For the data below, work out how many lines contain the word "AMERICA" and supply only that number.

[Dataset items]
┌──

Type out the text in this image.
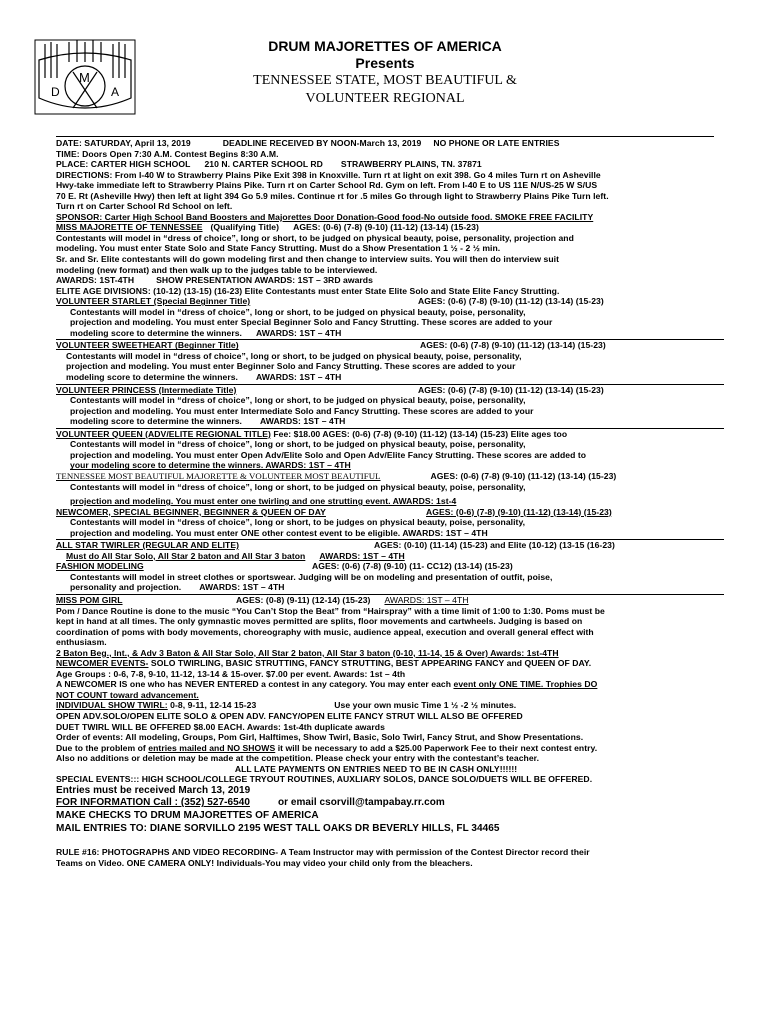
D
M
A
DRUM MAJORETTES OF AMERICA
Presents
TENNESSEE STATE, MOST BEAUTIFUL &
VOLUNTEER REGIONAL

DATE: SATURDAY, April 13, 2019	DEADLINE RECEIVED BY NOON-March 13, 2019 NO PHONE OR LATE ENTRIES

TIME: Doors Open 7:30 A.M. Contest Begins 8:30 A.M.

PLACE: CARTER HIGH SCHOOL 210 N. CARTER SCHOOL RD STRAWBERRY PLAINS, TN. 37871

DIRECTIONS: From I-40 W to Strawberry Plains Pike Exit 398 in Knoxville. Turn rt at light on exit 398. Go 4 miles Turn rt on Asheville

Hwy-take immediate left to Strawberry Plains Pike. Turn rt on Carter School Rd. Gym on left. From I-40 E to US 11E N/US-25 W S/US

70 E. Rt (Asheville Hwy) then left at light 394 Go 5.9 miles. Continue rt for .5 miles Go through light to Strawberry Plains Pike Turn left.

Turn rt on Carter School Rd School on left.

SPONSOR: Carter High School Band Boosters and Majorettes Door Donation-Good food-No outside food. SMOKE FREE FACILITY

MISS MAJORETTE OF TENNESSEE (Qualifying Title) AGES: (0-6) (7-8) (9-10) (11-12) (13-14) (15-23)

Contestants will model in “dress of choice”, long or short, to be judged on physical beauty, poise, personality, projection and

modeling. You must enter State Solo and State Fancy Strutting. Must do a Show Presentation 1 ½ - 2 ½ min.

Sr. and Sr. Elite contestants will do gown modeling first and then change to interview suits. You will then do interview suit

modeling (new format) and then walk up to the judges table to be interviewed.

AWARDS: 1ST-4TH	SHOW PRESENTATION AWARDS: 1ST – 3RD awards

ELITE AGE DIVISIONS: (10-12) (13-15) (16-23) Elite Contestants must enter State Elite Solo and State Elite Fancy Strutting.

VOLUNTEER STARLET (Special Beginner Title)	AGES: (0-6) (7-8) (9-10) (11-12) (13-14) (15-23)

Contestants will model in “dress of choice”, long or short, to be judged on physical beauty, poise, personality,

projection and modeling. You must enter Special Beginner Solo and Fancy Strutting. These scores are added to your

modeling score to determine the winners. AWARDS: 1ST – 4TH

VOLUNTEER SWEETHEART (Beginner Title)	AGES: (0-6) (7-8) (9-10) (11-12) (13-14) (15-23)

Contestants will model in “dress of choice”, long or short, to be judged on physical beauty, poise, personality,

projection and modeling. You must enter Beginner Solo and Fancy Strutting. These scores are added to your

modeling score to determine the winners. AWARDS: 1ST – 4TH

VOLUNTEER PRINCESS (Intermediate Title)	AGES: (0-6) (7-8) (9-10) (11-12) (13-14) (15-23)

Contestants will model in “dress of choice”, long or short, to be judged on physical beauty, poise, personality,

projection and modeling. You must enter Intermediate Solo and Fancy Strutting. These scores are added to your

modeling score to determine the winners. AWARDS: 1ST – 4TH

VOLUNTEER QUEEN (ADV/ELITE REGIONAL TITLE) Fee: $18.00 AGES: (0-6) (7-8) (9-10) (11-12) (13-14) (15-23) Elite ages too

Contestants will model in “dress of choice”, long or short, to be judged on physical beauty, poise, personality,

projection and modeling. You must enter Open Adv/Elite Solo and Open Adv/Elite Fancy Strutting. These scores are added to

your modeling score to determine the winners. AWARDS: 1ST – 4TH

TENNESSEE MOST BEAUTIFUL MAJORETTE & VOLUNTEER MOST BEAUTIFUL	AGES: (0-6) (7-8) (9-10) (11-12) (13-14) (15-23)

Contestants will model in “dress of choice”, long or short, to be judged on physical beauty, poise, personality,

projection and modeling. You must enter one twirling and one strutting event. AWARDS: 1st-4

NEWCOMER, SPECIAL BEGINNER, BEGINNER & QUEEN OF DAY	AGES: (0-6) (7-8) (9-10) (11-12) (13-14) (15-23)

Contestants will model in “dress of choice”, long or short, to be judges on physical beauty, poise, personality,

projection and modeling. You must enter ONE other contest event to be eligible. AWARDS: 1ST – 4TH

ALL STAR TWIRLER (REGULAR AND ELITE)	AGES: (0-10) (11-14) (15-23) and Elite (10-12) (13-15 (16-23)

Must do All Star Solo, All Star 2 baton and All Star 3 baton AWARDS: 1ST – 4TH

FASHION MODELING	AGES: (0-6) (7-8) (9-10) (11- CC12) (13-14) (15-23)

Contestants will model in street clothes or sportswear. Judging will be on modeling and presentation of outfit, poise,

personality and projection. AWARDS: 1ST – 4TH

MISS POM GIRL	AGES: (0-8) (9-11) (12-14) (15-23) AWARDS: 1ST – 4TH

Pom / Dance Routine is done to the music “You Can’t Stop the Beat” from “Hairspray” with a time limit of 1:00 to 1:30. Poms must be

kept in hand at all times. The only gymnastic moves permitted are splits, floor movements and cartwheels. Judging is based on

coordination of poms with body movements, choreography with music, audience appeal, execution and overall general effect with

enthusiasm.

2 Baton Beg., Int., & Adv 3 Baton & All Star Solo, All Star 2 baton, All Star 3 baton (0-10, 11-14, 15 & Over) Awards: 1st-4TH

NEWCOMER EVENTS- SOLO TWIRLING, BASIC STRUTTING, FANCY STRUTTING, BEST APPEARING FANCY and QUEEN OF DAY.

Age Groups : 0-6, 7-8, 9-10, 11-12, 13-14 & 15-over. $7.00 per event. Awards: 1st – 4th

A NEWCOMER IS one who has NEVER ENTERED a contest in any category. You may enter each event only ONE TIME. Trophies DO

NOT COUNT toward advancement.

INDIVIDUAL SHOW TWIRL: 0-8, 9-11, 12-14 15-23	Use your own music Time 1 ½ -2 ½ minutes.

OPEN ADV.SOLO/OPEN ELITE SOLO & OPEN ADV. FANCY/OPEN ELITE FANCY STRUT WILL ALSO BE OFFERED

DUET TWIRL WILL BE OFFERED $8.00 EACH. Awards: 1st-4th duplicate awards

Order of events: All modeling, Groups, Pom Girl, Halftimes, Show Twirl, Basic, Solo Twirl, Fancy Strut, and Show Presentations.

Due to the problem of entries mailed and NO SHOWS it will be necessary to add a $25.00 Paperwork Fee to their next contest entry.

Also no additions or deletion may be made at the competition. Please check your entry with the contestant’s teacher.

ALL LATE PAYMENTS ON ENTRIES NEED TO BE IN CASH ONLY!!!!!!

SPECIAL EVENTS::: HIGH SCHOOL/COLLEGE TRYOUT ROUTINES, AUXLIARY SOLOS, DANCE SOLO/DUETS WILL BE OFFERED.

Entries must be received March 13, 2019

FOR INFORMATION Call : (352) 527-6540	or email csorvill@tampabay.rr.com

MAKE CHECKS TO DRUM MAJORETTES OF AMERICA

MAIL ENTRIES TO: DIANE SORVILLO 2195 WEST TALL OAKS DR BEVERLY HILLS, FL 34465

RULE #16: PHOTOGRAPHS AND VIDEO RECORDING- A Team Instructor may with permission of the Contest Director record their

Teams on Video. ONE CAMERA ONLY! Individuals-You may video your child only from the bleachers.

└──

» Answer to the task: 2